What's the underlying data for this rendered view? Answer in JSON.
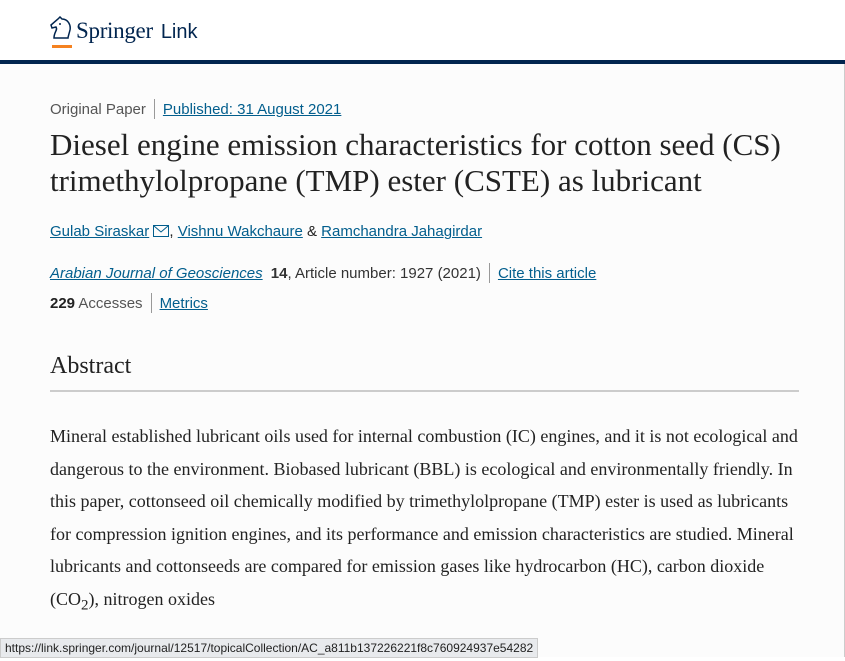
{
  "header": {
    "brand": "Springer",
    "brand_suffix": "Link",
    "accent": "#f58220",
    "brand_color": "#01254f",
    "icon": "horse-head-logo"
  },
  "article": {
    "type": "Original Paper",
    "published": "Published: 31 August 2021",
    "title": "Diesel engine emission characteristics for cotton seed (CS) trimethylolpropane (TMP) ester (CSTE) as lubricant",
    "authors": [
      "Gulab Siraskar",
      "Vishnu Wakchaure",
      "Ramchandra Jahagirdar"
    ],
    "author_sep": ", ",
    "author_and": " & ",
    "journal": "Arabian Journal of Geosciences",
    "volume": "14",
    "article_number": ", Article number: 1927 (2021)",
    "cite": "Cite this article",
    "accesses": "229",
    "accesses_label": " Accesses",
    "metrics": "Metrics"
  },
  "abstract": {
    "heading": "Abstract",
    "text_a": "Mineral established lubricant oils used for internal combustion (IC) engines, and it is not ecological and dangerous to the environment. Biobased lubricant (BBL) is ecological and environmentally friendly. In this paper, cottonseed oil chemically modified by trimethylolpropane (TMP) ester is used as lubricants for compression ignition engines, and its performance and emission characteristics are studied. Mineral lubricants and cottonseeds are compared for emission gases like hydrocarbon (HC), carbon dioxide (CO",
    "sub": "2",
    "text_b": "), nitrogen oxides"
  },
  "status_url": "https://link.springer.com/journal/12517/topicalCollection/AC_a811b137226221f8c760924937e54282"
}
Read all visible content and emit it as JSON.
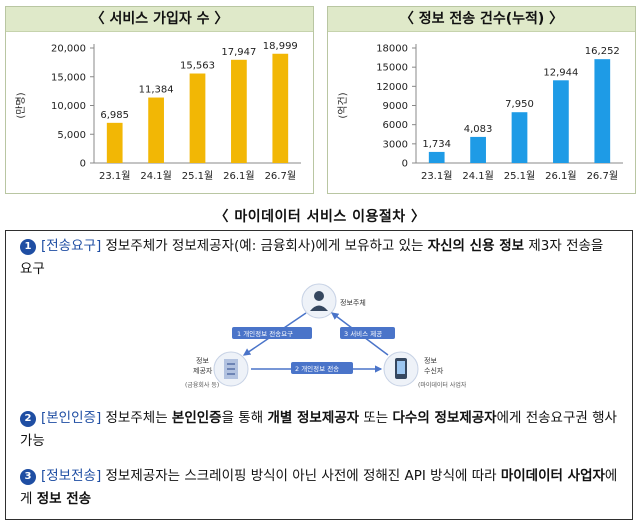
{
  "chart_data": [
    {
      "type": "bar",
      "title": "〈 서비스 가입자 수 〉",
      "ylabel": "(만명)",
      "categories": [
        "23.1월",
        "24.1월",
        "25.1월",
        "26.1월",
        "26.7월"
      ],
      "values": [
        6985,
        11384,
        15563,
        17947,
        18999
      ],
      "value_labels": [
        "6,985",
        "11,384",
        "15,563",
        "17,947",
        "18,999"
      ],
      "ylim": [
        0,
        20000
      ],
      "yticks": [
        0,
        5000,
        10000,
        15000,
        20000
      ],
      "ytick_labels": [
        "0",
        "5,000",
        "10,000",
        "15,000",
        "20,000"
      ],
      "bar_color": "#f2b705",
      "grid": false
    },
    {
      "type": "bar",
      "title": "〈 정보 전송 건수(누적) 〉",
      "ylabel": "(억건)",
      "categories": [
        "23.1월",
        "24.1월",
        "25.1월",
        "26.1월",
        "26.7월"
      ],
      "values": [
        1734,
        4083,
        7950,
        12944,
        16252
      ],
      "value_labels": [
        "1,734",
        "4,083",
        "7,950",
        "12,944",
        "16,252"
      ],
      "ylim": [
        0,
        18000
      ],
      "yticks": [
        0,
        3000,
        6000,
        9000,
        12000,
        15000,
        18000
      ],
      "ytick_labels": [
        "0",
        "3000",
        "6000",
        "9000",
        "12000",
        "15000",
        "18000"
      ],
      "bar_color": "#1e9be6",
      "grid": false
    }
  ],
  "procedure": {
    "title": "〈 마이데이터 서비스 이용절차 〉",
    "steps": [
      {
        "num": "1",
        "tag": "[전송요구]",
        "t1": " 정보주체가 정보제공자(예: 금융회사)에게 보유하고 있는 ",
        "t2": "자신의 신용 정보",
        "t3": " 제3자 전송을 요구"
      },
      {
        "num": "2",
        "tag": "[본인인증]",
        "t1": " 정보주체는 ",
        "t2": "본인인증",
        "t3": "을 통해 ",
        "t4": "개별 정보제공자",
        "t5": " 또는 ",
        "t6": "다수의 정보제공자",
        "t7": "에게 전송요구권 행사 가능"
      },
      {
        "num": "3",
        "tag": "[정보전송]",
        "t1": " 정보제공자는 스크레이핑 방식이 아닌 사전에 정해진 API 방식에 따라 ",
        "t2": "마이데이터 사업자",
        "t3": "에게 ",
        "t4": "정보 전송"
      }
    ],
    "diagram": {
      "subject": "정보주체",
      "provider": "정보\n제공자",
      "provider_sub": "(금융회사 등)",
      "receiver": "정보\n수신자",
      "receiver_sub": "(마이데이터 사업자)",
      "arrow1": "1  개인정보 전송요구",
      "arrow2": "2  개인정보 전송",
      "arrow3": "3  서비스 제공",
      "arrow_color": "#4a74c9"
    }
  }
}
****************
#### [Work to be completed]
Repeat the material above word for word, please, apart from its images.

#### [The result]
What's the underlying data for this rendered view? Answer in JSON.
{
  "header": {
    "brand": "Springer",
    "brand_suffix": "Link",
    "accent": "#f58220",
    "brand_color": "#01254f",
    "icon": "horse-head-logo"
  },
  "article": {
    "type": "Original Paper",
    "published": "Published: 31 August 2021",
    "title": "Diesel engine emission characteristics for cotton seed (CS) trimethylolpropane (TMP) ester (CSTE) as lubricant",
    "authors": [
      "Gulab Siraskar",
      "Vishnu Wakchaure",
      "Ramchandra Jahagirdar"
    ],
    "author_sep": ", ",
    "author_and": " & ",
    "journal": "Arabian Journal of Geosciences",
    "volume": "14",
    "article_number": ", Article number: 1927 (2021)",
    "cite": "Cite this article",
    "accesses": "229",
    "accesses_label": " Accesses",
    "metrics": "Metrics"
  },
  "abstract": {
    "heading": "Abstract",
    "text_a": "Mineral established lubricant oils used for internal combustion (IC) engines, and it is not ecological and dangerous to the environment. Biobased lubricant (BBL) is ecological and environmentally friendly. In this paper, cottonseed oil chemically modified by trimethylolpropane (TMP) ester is used as lubricants for compression ignition engines, and its performance and emission characteristics are studied. Mineral lubricants and cottonseeds are compared for emission gases like hydrocarbon (HC), carbon dioxide (CO",
    "sub": "2",
    "text_b": "), nitrogen oxides"
  },
  "status_url": "https://link.springer.com/journal/12517/topicalCollection/AC_a811b137226221f8c760924937e54282"
}
Read all visible content and emit it as JSON.
{
  "chart_data": [
    {
      "type": "bar",
      "title": "〈 서비스 가입자 수 〉",
      "ylabel": "(만명)",
      "categories": [
        "23.1월",
        "24.1월",
        "25.1월",
        "26.1월",
        "26.7월"
      ],
      "values": [
        6985,
        11384,
        15563,
        17947,
        18999
      ],
      "value_labels": [
        "6,985",
        "11,384",
        "15,563",
        "17,947",
        "18,999"
      ],
      "ylim": [
        0,
        20000
      ],
      "yticks": [
        0,
        5000,
        10000,
        15000,
        20000
      ],
      "ytick_labels": [
        "0",
        "5,000",
        "10,000",
        "15,000",
        "20,000"
      ],
      "bar_color": "#f2b705",
      "grid": false
    },
    {
      "type": "bar",
      "title": "〈 정보 전송 건수(누적) 〉",
      "ylabel": "(억건)",
      "categories": [
        "23.1월",
        "24.1월",
        "25.1월",
        "26.1월",
        "26.7월"
      ],
      "values": [
        1734,
        4083,
        7950,
        12944,
        16252
      ],
      "value_labels": [
        "1,734",
        "4,083",
        "7,950",
        "12,944",
        "16,252"
      ],
      "ylim": [
        0,
        18000
      ],
      "yticks": [
        0,
        3000,
        6000,
        9000,
        12000,
        15000,
        18000
      ],
      "ytick_labels": [
        "0",
        "3000",
        "6000",
        "9000",
        "12000",
        "15000",
        "18000"
      ],
      "bar_color": "#1e9be6",
      "grid": false
    }
  ],
  "procedure": {
    "title": "〈 마이데이터 서비스 이용절차 〉",
    "steps": [
      {
        "num": "1",
        "tag": "[전송요구]",
        "t1": " 정보주체가 정보제공자(예: 금융회사)에게 보유하고 있는 ",
        "t2": "자신의 신용 정보",
        "t3": " 제3자 전송을 요구"
      },
      {
        "num": "2",
        "tag": "[본인인증]",
        "t1": " 정보주체는 ",
        "t2": "본인인증",
        "t3": "을 통해 ",
        "t4": "개별 정보제공자",
        "t5": " 또는 ",
        "t6": "다수의 정보제공자",
        "t7": "에게 전송요구권 행사 가능"
      },
      {
        "num": "3",
        "tag": "[정보전송]",
        "t1": " 정보제공자는 스크레이핑 방식이 아닌 사전에 정해진 API 방식에 따라 ",
        "t2": "마이데이터 사업자",
        "t3": "에게 ",
        "t4": "정보 전송"
      }
    ],
    "diagram": {
      "subject": "정보주체",
      "provider": "정보\n제공자",
      "provider_sub": "(금융회사 등)",
      "receiver": "정보\n수신자",
      "receiver_sub": "(마이데이터 사업자)",
      "arrow1": "1  개인정보 전송요구",
      "arrow2": "2  개인정보 전송",
      "arrow3": "3  서비스 제공",
      "arrow_color": "#4a74c9"
    }
  }
}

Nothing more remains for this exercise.